(Set problem):
In the forum thread about learning stagnation with DataParallel, which model starts learning again when it replaces vgg16?

(Page excerpt):
┌──

Weird learning stagnation when using DataParallel

I’m currently facing a weird behaviour which I cannot explain. I’m training a vgg16 on svhn and training on 1 gpu with SGD and fixed hypeparams I get the following nice results:
image

Now trying to train the same model with same optimizer and hyperparams as before but using DataParallel it exhibits the following behaviour where the learning process actually stagnates and it doesn’t learn anything.
image

Even more weird is the fact that if I swap vgg16 for resnet50 it starts learning again.

Anyone has any insights on this, or what it might be going on?

I would expect that if a model M trained on one device with fixed optimizer and hyperams exhibiting good learning behaviour to have the same behaviour when trained with DataParallel using same optimizer and hyperparams.

Could you post a minimal working example to reproduce these results? It could be, e.g. that you don’t pass the DataParallel’s parameters to the params argument of the optimizer

@dsuess Thanks for the response!
I’ve actually followed the example here for DataParallel.

Here’s a MWE (trying to avoid putting lot’s of code here)

model = VGG16
 dataset = CIFAR10

def main():
    model = create_model()

└──

(Data block):
┌──

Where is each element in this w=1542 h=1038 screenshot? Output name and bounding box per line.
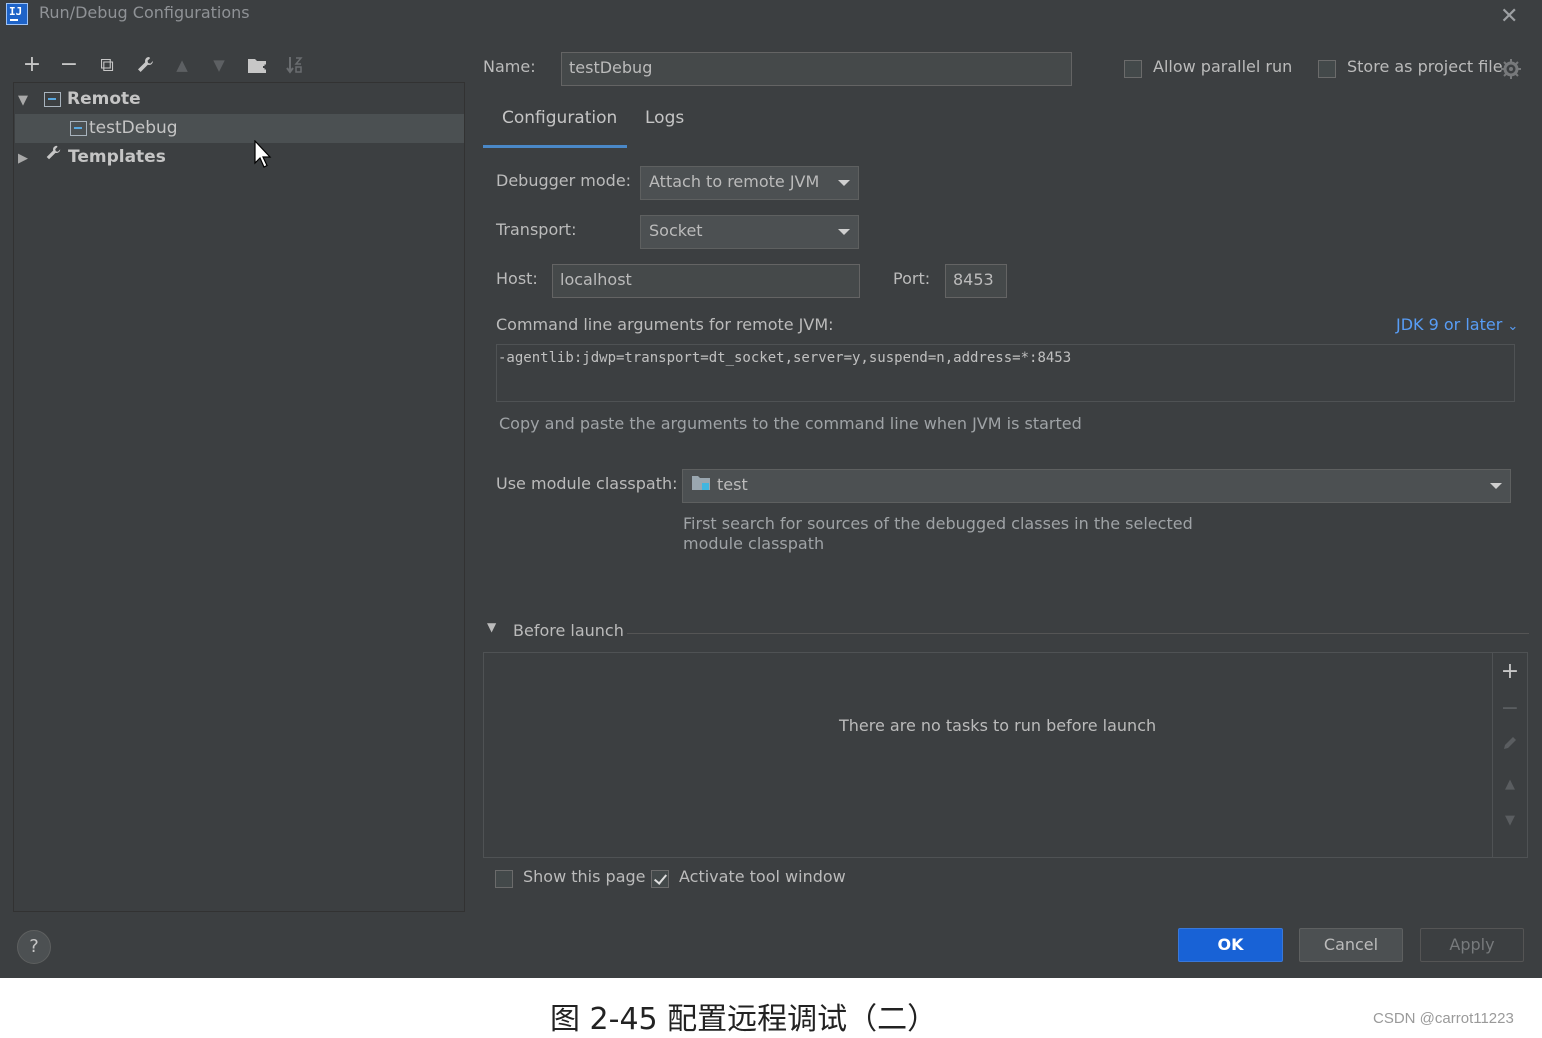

└──

(Response):
resnet50